**GIVEN TASK 1**
According to the post about the worst-performing SQL Server features, which feature was the clear winner of the poll?
**GIVEN TASK 2**
List every post or link that the SQL Server features post directs readers to.
**GIVEN TASK 3**
Continue the post about the worst-performing SQL Server features from its last sentence, in the same style.

**SOURCE DOCUMENT**
■ ■ ■ ■ ■
Tuesday, 29 March 2011

The Five Horesmen Of The SQL Server Appocolypse!

Ok, so it should be four horsemen, but there was a two-way tie for fourth place. What can I say?

Thank you all from you votes from the What is the WORST Performing Feature Of SQL Server Poll (see this post)
You can see the results and percentages in a nice little chart at this link, and they are certainly interesting, so lets look at the winners in a bit more detail...

The clear winner is Auto shrink / Scheduled shrink. But why is this so bad? Well basically it kills performance, both during the shrink operation, and worse still, after the operation has finished. When you shrink a file, starting at the end of the file, and moving backwards, it takes each page, and moves it to the earliest available space within the file.

This is a resource intensive operation, and can cause performance issues whilst it is running, but also causes your indexes to become highly fragmented. I have already blogged about this in detail, so I won't repeat myself too much here, but please check out this post.

Next in the ranking, is Autogrow logs by 1MB . Why is this so bad? Well, once again, there is a two-fold problem. Firstly, if you log is coming under space pressure, and therefore needing to grow, then it can cause huge performance problems, as it needs to grow the Log file (in some circumstances) for almost every transaction. Remember, depending on the action you are performing, SQL may need to record before and after images of the data. I have also experienced issues in the past, where during large operations, your database suddenly ends up in Recovery, because it has not been able to keep up with the number of log grows required, and eventually resulted in the log becoming corrupt, resulting (in my case - the DB was nearly 1TB) in over an hour of downtime, and of course the transaction being rolled-back. See this post for some tips on Log File Optimization.
■ ■ ■ ■ ■
Item position entries
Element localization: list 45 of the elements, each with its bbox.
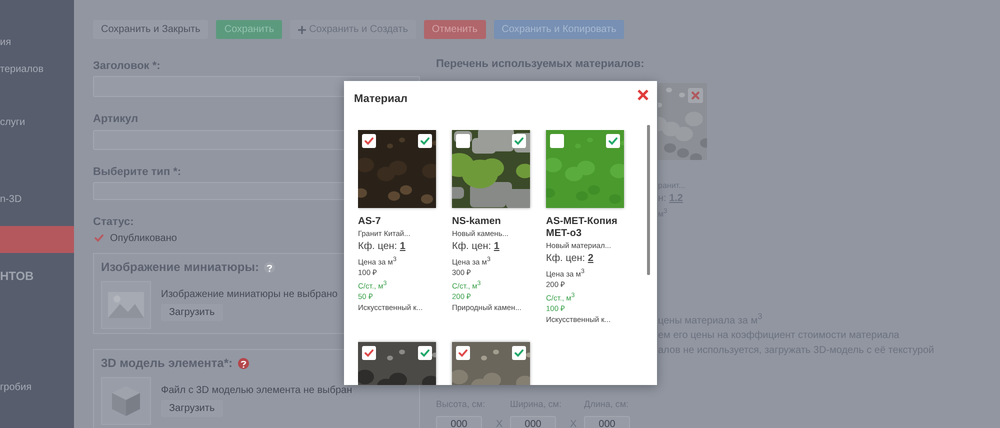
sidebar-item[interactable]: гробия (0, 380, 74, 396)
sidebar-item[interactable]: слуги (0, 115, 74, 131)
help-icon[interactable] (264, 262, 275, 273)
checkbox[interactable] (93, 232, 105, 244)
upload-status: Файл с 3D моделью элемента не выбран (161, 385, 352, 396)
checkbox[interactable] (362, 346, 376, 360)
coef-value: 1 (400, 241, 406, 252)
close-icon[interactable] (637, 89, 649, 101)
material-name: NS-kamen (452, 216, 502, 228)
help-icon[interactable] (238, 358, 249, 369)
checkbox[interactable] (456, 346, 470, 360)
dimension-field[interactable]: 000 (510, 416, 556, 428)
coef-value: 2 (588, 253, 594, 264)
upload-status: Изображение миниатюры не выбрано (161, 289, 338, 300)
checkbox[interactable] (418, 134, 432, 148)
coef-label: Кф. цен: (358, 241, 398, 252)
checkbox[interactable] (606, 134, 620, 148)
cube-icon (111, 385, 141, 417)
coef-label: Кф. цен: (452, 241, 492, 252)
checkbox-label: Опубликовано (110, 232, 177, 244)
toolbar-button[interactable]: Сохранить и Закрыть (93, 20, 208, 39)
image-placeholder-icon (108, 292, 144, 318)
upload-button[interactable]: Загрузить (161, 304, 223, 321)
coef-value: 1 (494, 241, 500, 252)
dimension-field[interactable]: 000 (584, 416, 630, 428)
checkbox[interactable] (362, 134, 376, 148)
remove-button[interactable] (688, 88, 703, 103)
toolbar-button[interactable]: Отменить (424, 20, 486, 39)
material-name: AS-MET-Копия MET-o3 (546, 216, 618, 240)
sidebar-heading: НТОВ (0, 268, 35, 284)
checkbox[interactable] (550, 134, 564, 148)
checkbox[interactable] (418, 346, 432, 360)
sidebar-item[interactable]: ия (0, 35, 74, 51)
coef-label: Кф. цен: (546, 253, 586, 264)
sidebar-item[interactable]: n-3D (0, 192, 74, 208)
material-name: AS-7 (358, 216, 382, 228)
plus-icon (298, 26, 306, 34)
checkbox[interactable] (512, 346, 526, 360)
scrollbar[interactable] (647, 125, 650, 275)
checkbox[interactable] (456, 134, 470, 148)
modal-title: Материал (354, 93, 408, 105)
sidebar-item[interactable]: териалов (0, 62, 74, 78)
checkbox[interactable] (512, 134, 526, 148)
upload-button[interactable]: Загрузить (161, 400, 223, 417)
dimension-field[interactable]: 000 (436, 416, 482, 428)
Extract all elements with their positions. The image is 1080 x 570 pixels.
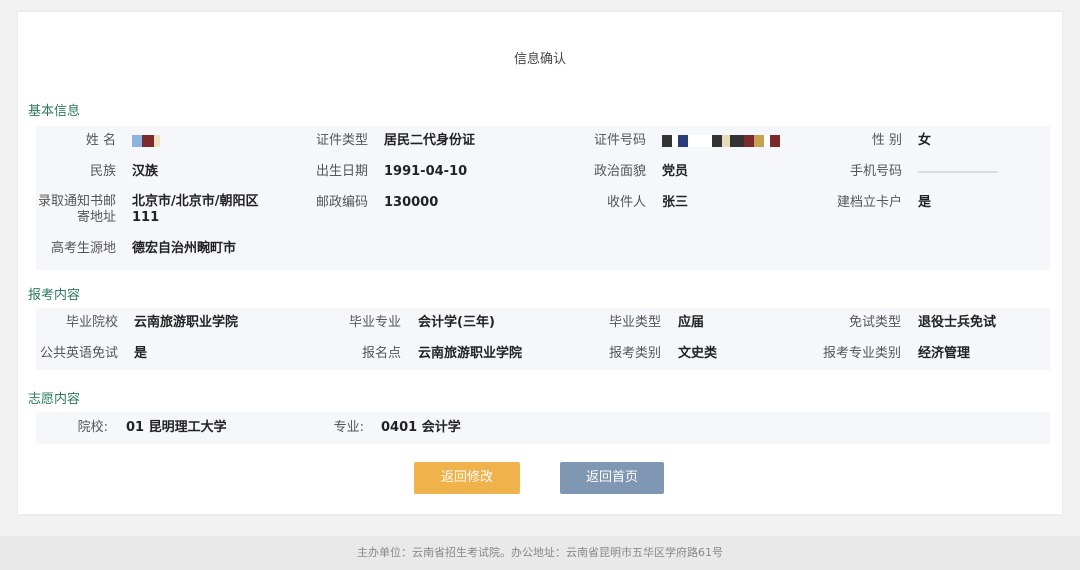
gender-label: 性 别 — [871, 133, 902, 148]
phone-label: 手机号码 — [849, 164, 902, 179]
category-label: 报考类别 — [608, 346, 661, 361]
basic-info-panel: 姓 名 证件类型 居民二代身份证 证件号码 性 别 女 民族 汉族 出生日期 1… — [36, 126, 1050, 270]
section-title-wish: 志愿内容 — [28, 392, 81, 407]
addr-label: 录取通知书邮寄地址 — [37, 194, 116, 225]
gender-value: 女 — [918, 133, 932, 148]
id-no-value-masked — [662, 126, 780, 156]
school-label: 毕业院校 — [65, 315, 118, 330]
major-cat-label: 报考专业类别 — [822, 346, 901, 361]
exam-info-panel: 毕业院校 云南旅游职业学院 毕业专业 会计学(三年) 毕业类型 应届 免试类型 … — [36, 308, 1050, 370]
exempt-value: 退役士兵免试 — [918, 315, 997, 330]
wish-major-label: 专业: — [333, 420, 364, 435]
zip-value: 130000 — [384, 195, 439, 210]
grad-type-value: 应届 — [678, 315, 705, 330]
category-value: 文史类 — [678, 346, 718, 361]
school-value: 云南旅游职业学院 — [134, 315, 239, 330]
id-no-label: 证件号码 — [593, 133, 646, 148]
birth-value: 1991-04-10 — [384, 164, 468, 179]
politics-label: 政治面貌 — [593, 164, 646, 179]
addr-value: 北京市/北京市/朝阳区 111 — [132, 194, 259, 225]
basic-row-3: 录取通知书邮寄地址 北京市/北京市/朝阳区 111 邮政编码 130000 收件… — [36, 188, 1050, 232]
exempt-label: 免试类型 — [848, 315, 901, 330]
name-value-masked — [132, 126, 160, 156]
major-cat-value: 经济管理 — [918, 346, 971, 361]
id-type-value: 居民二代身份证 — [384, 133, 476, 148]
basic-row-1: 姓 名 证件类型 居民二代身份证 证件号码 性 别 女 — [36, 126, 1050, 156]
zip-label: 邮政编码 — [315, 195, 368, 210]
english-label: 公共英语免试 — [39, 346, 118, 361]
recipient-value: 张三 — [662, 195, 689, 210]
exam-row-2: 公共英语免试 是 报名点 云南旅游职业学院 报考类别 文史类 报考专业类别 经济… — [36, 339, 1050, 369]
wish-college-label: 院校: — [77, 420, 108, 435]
■ ■ ■ ■ ■
**TASK OUTPUT 1**
Auto shrink / Scheduled shrink

**TASK OUTPUT 2**
- The post for the What is the WORST Performing Feature Of SQL Server Poll
- A link to a chart showing the poll results and percentages
- An earlier post in which the author blogged about shrinking in detail
- A post with tips on Log File Optimization

**TASK OUTPUT 3**
The other issue is Log File Fragmentation. Log Fragmentation? What on earth is that? Well, basically if you grow your log file in tiny chunks, then you end up with a massive amount of VLFs (or Virtual Log Files). On the VLDB I mentioned above, the client ended up with over 2000. The rule of thumb recommendation, is not to have more than 50! See this post for more info.

Very close behind, in 3rd place, came Functions in Select list. Why not put a function in a SELECT list? That is what they are there for isn't it? No! No, no, no, no, no, no, no! NO! :) If you put a function in a SELECT list, it needs to be evaluated separately, for every single row of the query, which is causing a "cursor like" effect, and often can not be included in the same execution plan. Lets have a look at an example, and how we could perform the task better...

Using the AdventureWorks2008DW database, I have created the following example, which is a reproduction of one of the worst SQL implementations I have seen. (The code has been changed to protect the guilty!) :)

The first thing I am going to do, is create some "dirty data" in the FactResellerSales table, to demonstrate why the code existed, with the following script...

  UPDATE [AdventureWorksDW2008R2].[dbo].[FactResellerSales]
  SET OrderQuantity = 0
  WHERE ProductKey = 351


  UPDATE [AdventureWorksDW2008R2].[dbo].[FactResellerSales]
  SET UnitPrice = 0
  WHERE ProductKey = 223


...Now to create the Function, which I will call SaftyDiv, and will basically stop a divide by 0 error occuring...

CREATE FUNCTION dbo.SaftyDiv(@FirstNumber DECIMAL, @SecondNumber DECIMAL)
RETURNS DECIMAL
AS
BEGIN
     DECLARE @ReturnValue DECIMAL

     IF (@FirstNumber = 0)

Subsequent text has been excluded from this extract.